## REQUIREMENTS
Type out every line below exactly as it reads.

## MATERIAL FOR THIS TASK
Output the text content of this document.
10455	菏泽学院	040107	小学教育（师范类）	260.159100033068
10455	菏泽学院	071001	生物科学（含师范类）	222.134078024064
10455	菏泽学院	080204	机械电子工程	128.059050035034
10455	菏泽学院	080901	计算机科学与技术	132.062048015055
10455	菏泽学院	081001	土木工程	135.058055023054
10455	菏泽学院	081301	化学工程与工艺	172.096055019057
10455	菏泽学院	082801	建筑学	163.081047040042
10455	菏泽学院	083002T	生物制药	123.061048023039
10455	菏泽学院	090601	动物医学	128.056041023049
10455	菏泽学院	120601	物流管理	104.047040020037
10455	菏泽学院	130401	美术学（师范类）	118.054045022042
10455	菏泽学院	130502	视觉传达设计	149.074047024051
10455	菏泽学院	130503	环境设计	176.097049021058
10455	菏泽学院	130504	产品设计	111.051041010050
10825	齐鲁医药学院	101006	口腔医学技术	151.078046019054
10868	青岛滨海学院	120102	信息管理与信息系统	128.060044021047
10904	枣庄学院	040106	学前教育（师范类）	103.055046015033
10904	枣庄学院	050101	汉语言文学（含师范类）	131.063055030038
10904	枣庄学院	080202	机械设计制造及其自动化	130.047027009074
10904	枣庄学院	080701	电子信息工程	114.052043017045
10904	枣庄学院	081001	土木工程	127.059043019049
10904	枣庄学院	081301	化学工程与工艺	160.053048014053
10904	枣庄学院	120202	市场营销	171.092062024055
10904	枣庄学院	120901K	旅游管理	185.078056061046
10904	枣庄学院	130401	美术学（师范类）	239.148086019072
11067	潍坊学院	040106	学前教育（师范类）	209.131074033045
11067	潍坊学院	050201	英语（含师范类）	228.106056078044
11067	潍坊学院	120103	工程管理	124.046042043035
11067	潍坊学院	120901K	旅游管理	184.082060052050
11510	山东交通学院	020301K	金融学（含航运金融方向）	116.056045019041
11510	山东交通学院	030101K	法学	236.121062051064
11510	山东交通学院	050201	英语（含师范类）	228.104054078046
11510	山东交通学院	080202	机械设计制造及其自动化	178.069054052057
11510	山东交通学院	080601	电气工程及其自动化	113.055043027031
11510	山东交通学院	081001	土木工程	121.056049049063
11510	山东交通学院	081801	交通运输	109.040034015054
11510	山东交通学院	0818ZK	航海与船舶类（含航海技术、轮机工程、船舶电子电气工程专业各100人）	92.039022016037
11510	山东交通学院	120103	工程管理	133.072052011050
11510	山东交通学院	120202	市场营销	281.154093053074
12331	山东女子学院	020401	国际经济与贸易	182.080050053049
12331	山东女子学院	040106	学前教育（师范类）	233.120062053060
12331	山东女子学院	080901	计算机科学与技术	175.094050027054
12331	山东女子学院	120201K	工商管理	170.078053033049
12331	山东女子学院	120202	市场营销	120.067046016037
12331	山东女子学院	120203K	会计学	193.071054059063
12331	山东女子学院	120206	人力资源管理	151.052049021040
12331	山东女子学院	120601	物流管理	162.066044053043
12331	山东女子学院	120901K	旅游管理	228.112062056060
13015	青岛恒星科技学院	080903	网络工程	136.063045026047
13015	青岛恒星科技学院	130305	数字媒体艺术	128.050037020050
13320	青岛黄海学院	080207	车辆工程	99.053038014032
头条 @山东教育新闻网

## WRITTEN RESPONSE
Output the text content of this document.
10455	菏泽学院	040107	小学教育（师范类）	260.159100033068
10455	菏泽学院	071001	生物科学（含师范类）	222.134078024064
10455	菏泽学院	080204	机械电子工程	128.059050035034
10455	菏泽学院	080901	计算机科学与技术	132.062048015055
10455	菏泽学院	081001	土木工程	135.058055023054
10455	菏泽学院	081301	化学工程与工艺	172.096055019057
10455	菏泽学院	082801	建筑学	163.081047040042
10455	菏泽学院	083002T	生物制药	123.061048023039
10455	菏泽学院	090601	动物医学	128.056041023049
10455	菏泽学院	120601	物流管理	104.047040020037
10455	菏泽学院	130401	美术学（师范类）	118.054045022042
10455	菏泽学院	130502	视觉传达设计	149.074047024051
10455	菏泽学院	130503	环境设计	176.097049021058
10455	菏泽学院	130504	产品设计	111.051041010050
10825	齐鲁医药学院	101006	口腔医学技术	151.078046019054
10868	青岛滨海学院	120102	信息管理与信息系统	128.060044021047
10904	枣庄学院	040106	学前教育（师范类）	103.055046015033
10904	枣庄学院	050101	汉语言文学（含师范类）	131.063055030038
10904	枣庄学院	080202	机械设计制造及其自动化	130.047027009074
10904	枣庄学院	080701	电子信息工程	114.052043017045
10904	枣庄学院	081001	土木工程	127.059043019049
10904	枣庄学院	081301	化学工程与工艺	160.053048014053
10904	枣庄学院	120202	市场营销	171.092062024055
10904	枣庄学院	120901K	旅游管理	185.078056061046
10904	枣庄学院	130401	美术学（师范类）	239.148086019072
11067	潍坊学院	040106	学前教育（师范类）	209.131074033045
11067	潍坊学院	050201	英语（含师范类）	228.106056078044
11067	潍坊学院	120103	工程管理	124.046042043035
11067	潍坊学院	120901K	旅游管理	184.082060052050
11510	山东交通学院	020301K	金融学（含航运金融方向）	116.056045019041
11510	山东交通学院	030101K	法学	236.121062051064
11510	山东交通学院	050201	英语（含师范类）	228.104054078046
11510	山东交通学院	080202	机械设计制造及其自动化	178.069054052057
11510	山东交通学院	080601	电气工程及其自动化	113.055043027031
11510	山东交通学院	081001	土木工程	121.056049049063
11510	山东交通学院	081801	交通运输	109.040034015054
11510	山东交通学院	0818ZK	航海与船舶类（含航海技术、轮机工程、船舶电子电气工程专业各100人）	92.039022016037
11510	山东交通学院	120103	工程管理	133.072052011050
11510	山东交通学院	120202	市场营销	281.154093053074
12331	山东女子学院	020401	国际经济与贸易	182.080050053049
12331	山东女子学院	040106	学前教育（师范类）	233.120062053060
12331	山东女子学院	080901	计算机科学与技术	175.094050027054
12331	山东女子学院	120201K	工商管理	170.078053033049
12331	山东女子学院	120202	市场营销	120.067046016037
12331	山东女子学院	120203K	会计学	193.071054059063
12331	山东女子学院	120206	人力资源管理	151.052049021040
12331	山东女子学院	120601	物流管理	162.066044053043
12331	山东女子学院	120901K	旅游管理	228.112062056060
13015	青岛恒星科技学院	080903	网络工程	136.063045026047
13015	青岛恒星科技学院	130305	数字媒体艺术	128.050037020050
13320	青岛黄海学院	080207	车辆工程	99.053038014032
头条 @山东教育新闻网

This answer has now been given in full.